## BEGIN Task data

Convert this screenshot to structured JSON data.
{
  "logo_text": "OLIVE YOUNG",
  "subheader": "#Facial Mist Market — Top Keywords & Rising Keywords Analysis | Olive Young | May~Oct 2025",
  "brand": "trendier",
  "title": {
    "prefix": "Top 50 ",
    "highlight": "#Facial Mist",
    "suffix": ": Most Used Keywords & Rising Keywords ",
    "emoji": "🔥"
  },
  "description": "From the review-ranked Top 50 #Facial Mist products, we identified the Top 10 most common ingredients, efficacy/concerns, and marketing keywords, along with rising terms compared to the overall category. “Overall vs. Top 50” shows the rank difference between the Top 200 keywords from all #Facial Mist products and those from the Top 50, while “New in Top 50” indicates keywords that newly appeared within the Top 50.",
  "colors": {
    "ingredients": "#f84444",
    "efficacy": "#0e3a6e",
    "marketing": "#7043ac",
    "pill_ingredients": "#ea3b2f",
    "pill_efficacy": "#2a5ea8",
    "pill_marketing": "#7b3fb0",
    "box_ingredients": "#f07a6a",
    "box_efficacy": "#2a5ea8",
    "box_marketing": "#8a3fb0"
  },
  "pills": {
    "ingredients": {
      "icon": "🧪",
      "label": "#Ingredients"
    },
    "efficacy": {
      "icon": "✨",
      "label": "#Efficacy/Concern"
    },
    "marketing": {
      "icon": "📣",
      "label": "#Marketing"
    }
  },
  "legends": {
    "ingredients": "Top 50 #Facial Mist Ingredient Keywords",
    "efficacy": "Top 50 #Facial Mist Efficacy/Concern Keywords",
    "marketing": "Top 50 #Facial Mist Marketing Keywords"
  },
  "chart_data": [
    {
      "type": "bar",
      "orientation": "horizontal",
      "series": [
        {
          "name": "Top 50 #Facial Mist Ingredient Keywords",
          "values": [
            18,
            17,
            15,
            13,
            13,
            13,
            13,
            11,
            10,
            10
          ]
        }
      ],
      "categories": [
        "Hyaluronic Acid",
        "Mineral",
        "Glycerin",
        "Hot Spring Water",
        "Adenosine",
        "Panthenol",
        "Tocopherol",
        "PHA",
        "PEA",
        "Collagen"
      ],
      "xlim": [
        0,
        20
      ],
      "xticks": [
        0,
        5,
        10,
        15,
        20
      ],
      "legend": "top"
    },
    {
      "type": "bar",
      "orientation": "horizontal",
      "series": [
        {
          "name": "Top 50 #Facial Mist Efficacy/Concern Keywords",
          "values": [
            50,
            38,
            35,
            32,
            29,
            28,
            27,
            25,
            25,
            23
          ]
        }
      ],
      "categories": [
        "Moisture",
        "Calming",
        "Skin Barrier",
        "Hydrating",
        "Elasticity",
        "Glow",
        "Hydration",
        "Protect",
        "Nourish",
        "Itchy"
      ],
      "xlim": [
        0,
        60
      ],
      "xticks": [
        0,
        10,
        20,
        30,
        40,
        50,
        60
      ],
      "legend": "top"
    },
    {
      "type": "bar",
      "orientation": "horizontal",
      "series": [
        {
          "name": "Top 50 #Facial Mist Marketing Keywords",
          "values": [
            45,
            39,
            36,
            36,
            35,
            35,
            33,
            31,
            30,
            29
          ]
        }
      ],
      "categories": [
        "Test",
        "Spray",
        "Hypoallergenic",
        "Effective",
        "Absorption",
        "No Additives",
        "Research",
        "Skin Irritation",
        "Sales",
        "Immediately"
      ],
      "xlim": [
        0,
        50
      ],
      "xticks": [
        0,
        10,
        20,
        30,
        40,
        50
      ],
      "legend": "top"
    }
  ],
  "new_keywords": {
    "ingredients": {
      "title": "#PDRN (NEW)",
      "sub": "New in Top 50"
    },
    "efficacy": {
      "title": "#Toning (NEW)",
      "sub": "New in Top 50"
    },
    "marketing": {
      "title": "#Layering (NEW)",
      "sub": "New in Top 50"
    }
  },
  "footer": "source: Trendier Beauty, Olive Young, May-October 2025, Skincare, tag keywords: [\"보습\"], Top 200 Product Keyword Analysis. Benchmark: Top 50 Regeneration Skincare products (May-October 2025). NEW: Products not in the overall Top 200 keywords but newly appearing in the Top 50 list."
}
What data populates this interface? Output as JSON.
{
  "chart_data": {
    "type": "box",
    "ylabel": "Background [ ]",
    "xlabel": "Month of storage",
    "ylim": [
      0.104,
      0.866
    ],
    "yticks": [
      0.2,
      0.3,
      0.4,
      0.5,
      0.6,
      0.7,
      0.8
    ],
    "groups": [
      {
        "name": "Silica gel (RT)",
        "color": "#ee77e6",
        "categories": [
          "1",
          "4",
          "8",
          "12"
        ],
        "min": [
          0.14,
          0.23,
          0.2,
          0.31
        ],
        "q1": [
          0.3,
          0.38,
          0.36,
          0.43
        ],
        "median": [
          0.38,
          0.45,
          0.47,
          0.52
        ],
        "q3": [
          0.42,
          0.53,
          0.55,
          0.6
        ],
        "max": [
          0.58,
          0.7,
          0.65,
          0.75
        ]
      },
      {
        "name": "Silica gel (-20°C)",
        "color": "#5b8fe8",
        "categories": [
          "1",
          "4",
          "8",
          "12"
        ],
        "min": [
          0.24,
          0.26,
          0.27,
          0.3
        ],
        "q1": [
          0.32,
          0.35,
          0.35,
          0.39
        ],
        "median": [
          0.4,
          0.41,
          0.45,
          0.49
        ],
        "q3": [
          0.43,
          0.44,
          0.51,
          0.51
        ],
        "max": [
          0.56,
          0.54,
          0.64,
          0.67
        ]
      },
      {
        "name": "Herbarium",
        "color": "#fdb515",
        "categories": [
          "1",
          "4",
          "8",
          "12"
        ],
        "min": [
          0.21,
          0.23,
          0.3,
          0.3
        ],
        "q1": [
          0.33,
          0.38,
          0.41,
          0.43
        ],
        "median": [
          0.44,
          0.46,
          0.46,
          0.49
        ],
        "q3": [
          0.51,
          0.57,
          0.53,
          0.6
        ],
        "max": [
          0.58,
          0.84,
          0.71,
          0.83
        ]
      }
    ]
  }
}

## END Task data

Work to do: Reproduce the material above exactly; please quote every line of it.

Full response:
Convert this screenshot to structured JSON data.
{
  "logo_text": "OLIVE YOUNG",
  "subheader": "#Facial Mist Market — Top Keywords & Rising Keywords Analysis | Olive Young | May~Oct 2025",
  "brand": "trendier",
  "title": {
    "prefix": "Top 50 ",
    "highlight": "#Facial Mist",
    "suffix": ": Most Used Keywords & Rising Keywords ",
    "emoji": "🔥"
  },
  "description": "From the review-ranked Top 50 #Facial Mist products, we identified the Top 10 most common ingredients, efficacy/concerns, and marketing keywords, along with rising terms compared to the overall category. “Overall vs. Top 50” shows the rank difference between the Top 200 keywords from all #Facial Mist products and those from the Top 50, while “New in Top 50” indicates keywords that newly appeared within the Top 50.",
  "colors": {
    "ingredients": "#f84444",
    "efficacy": "#0e3a6e",
    "marketing": "#7043ac",
    "pill_ingredients": "#ea3b2f",
    "pill_efficacy": "#2a5ea8",
    "pill_marketing": "#7b3fb0",
    "box_ingredients": "#f07a6a",
    "box_efficacy": "#2a5ea8",
    "box_marketing": "#8a3fb0"
  },
  "pills": {
    "ingredients": {
      "icon": "🧪",
      "label": "#Ingredients"
    },
    "efficacy": {
      "icon": "✨",
      "label": "#Efficacy/Concern"
    },
    "marketing": {
      "icon": "📣",
      "label": "#Marketing"
    }
  },
  "legends": {
    "ingredients": "Top 50 #Facial Mist Ingredient Keywords",
    "efficacy": "Top 50 #Facial Mist Efficacy/Concern Keywords",
    "marketing": "Top 50 #Facial Mist Marketing Keywords"
  },
  "chart_data": [
    {
      "type": "bar",
      "orientation": "horizontal",
      "series": [
        {
          "name": "Top 50 #Facial Mist Ingredient Keywords",
          "values": [
            18,
            17,
            15,
            13,
            13,
            13,
            13,
            11,
            10,
            10
          ]
        }
      ],
      "categories": [
        "Hyaluronic Acid",
        "Mineral",
        "Glycerin",
        "Hot Spring Water",
        "Adenosine",
        "Panthenol",
        "Tocopherol",
        "PHA",
        "PEA",
        "Collagen"
      ],
      "xlim": [
        0,
        20
      ],
      "xticks": [
        0,
        5,
        10,
        15,
        20
      ],
      "legend": "top"
    },
    {
      "type": "bar",
      "orientation": "horizontal",
      "series": [
        {
          "name": "Top 50 #Facial Mist Efficacy/Concern Keywords",
          "values": [
            50,
            38,
            35,
            32,
            29,
            28,
            27,
            25,
            25,
            23
          ]
        }
      ],
      "categories": [
        "Moisture",
        "Calming",
        "Skin Barrier",
        "Hydrating",
        "Elasticity",
        "Glow",
        "Hydration",
        "Protect",
        "Nourish",
        "Itchy"
      ],
      "xlim": [
        0,
        60
      ],
      "xticks": [
        0,
        10,
        20,
        30,
        40,
        50,
        60
      ],
      "legend": "top"
    },
    {
      "type": "bar",
      "orientation": "horizontal",
      "series": [
        {
          "name": "Top 50 #Facial Mist Marketing Keywords",
          "values": [
            45,
            39,
            36,
            36,
            35,
            35,
            33,
            31,
            30,
            29
          ]
        }
      ],
      "categories": [
        "Test",
        "Spray",
        "Hypoallergenic",
        "Effective",
        "Absorption",
        "No Additives",
        "Research",
        "Skin Irritation",
        "Sales",
        "Immediately"
      ],
      "xlim": [
        0,
        50
      ],
      "xticks": [
        0,
        10,
        20,
        30,
        40,
        50
      ],
      "legend": "top"
    }
  ],
  "new_keywords": {
    "ingredients": {
      "title": "#PDRN (NEW)",
      "sub": "New in Top 50"
    },
    "efficacy": {
      "title": "#Toning (NEW)",
      "sub": "New in Top 50"
    },
    "marketing": {
      "title": "#Layering (NEW)",
      "sub": "New in Top 50"
    }
  },
  "footer": "source: Trendier Beauty, Olive Young, May-October 2025, Skincare, tag keywords: [\"보습\"], Top 200 Product Keyword Analysis. Benchmark: Top 50 Regeneration Skincare products (May-October 2025). NEW: Products not in the overall Top 200 keywords but newly appearing in the Top 50 list."
}
What data populates this interface? Output as JSON.
{
  "chart_data": {
    "type": "box",
    "ylabel": "Background [ ]",
    "xlabel": "Month of storage",
    "ylim": [
      0.104,
      0.866
    ],
    "yticks": [
      0.2,
      0.3,
      0.4,
      0.5,
      0.6,
      0.7,
      0.8
    ],
    "groups": [
      {
        "name": "Silica gel (RT)",
        "color": "#ee77e6",
        "categories": [
          "1",
          "4",
          "8",
          "12"
        ],
        "min": [
          0.14,
          0.23,
          0.2,
          0.31
        ],
        "q1": [
          0.3,
          0.38,
          0.36,
          0.43
        ],
        "median": [
          0.38,
          0.45,
          0.47,
          0.52
        ],
        "q3": [
          0.42,
          0.53,
          0.55,
          0.6
        ],
        "max": [
          0.58,
          0.7,
          0.65,
          0.75
        ]
      },
      {
        "name": "Silica gel (-20°C)",
        "color": "#5b8fe8",
        "categories": [
          "1",
          "4",
          "8",
          "12"
        ],
        "min": [
          0.24,
          0.26,
          0.27,
          0.3
        ],
        "q1": [
          0.32,
          0.35,
          0.35,
          0.39
        ],
        "median": [
          0.4,
          0.41,
          0.45,
          0.49
        ],
        "q3": [
          0.43,
          0.44,
          0.51,
          0.51
        ],
        "max": [
          0.56,
          0.54,
          0.64,
          0.67
        ]
      },
      {
        "name": "Herbarium",
        "color": "#fdb515",
        "categories": [
          "1",
          "4",
          "8",
          "12"
        ],
        "min": [
          0.21,
          0.23,
          0.3,
          0.3
        ],
        "q1": [
          0.33,
          0.38,
          0.41,
          0.43
        ],
        "median": [
          0.44,
          0.46,
          0.46,
          0.49
        ],
        "q3": [
          0.51,
          0.57,
          0.53,
          0.6
        ],
        "max": [
          0.58,
          0.84,
          0.71,
          0.83
        ]
      }
    ]
  }
}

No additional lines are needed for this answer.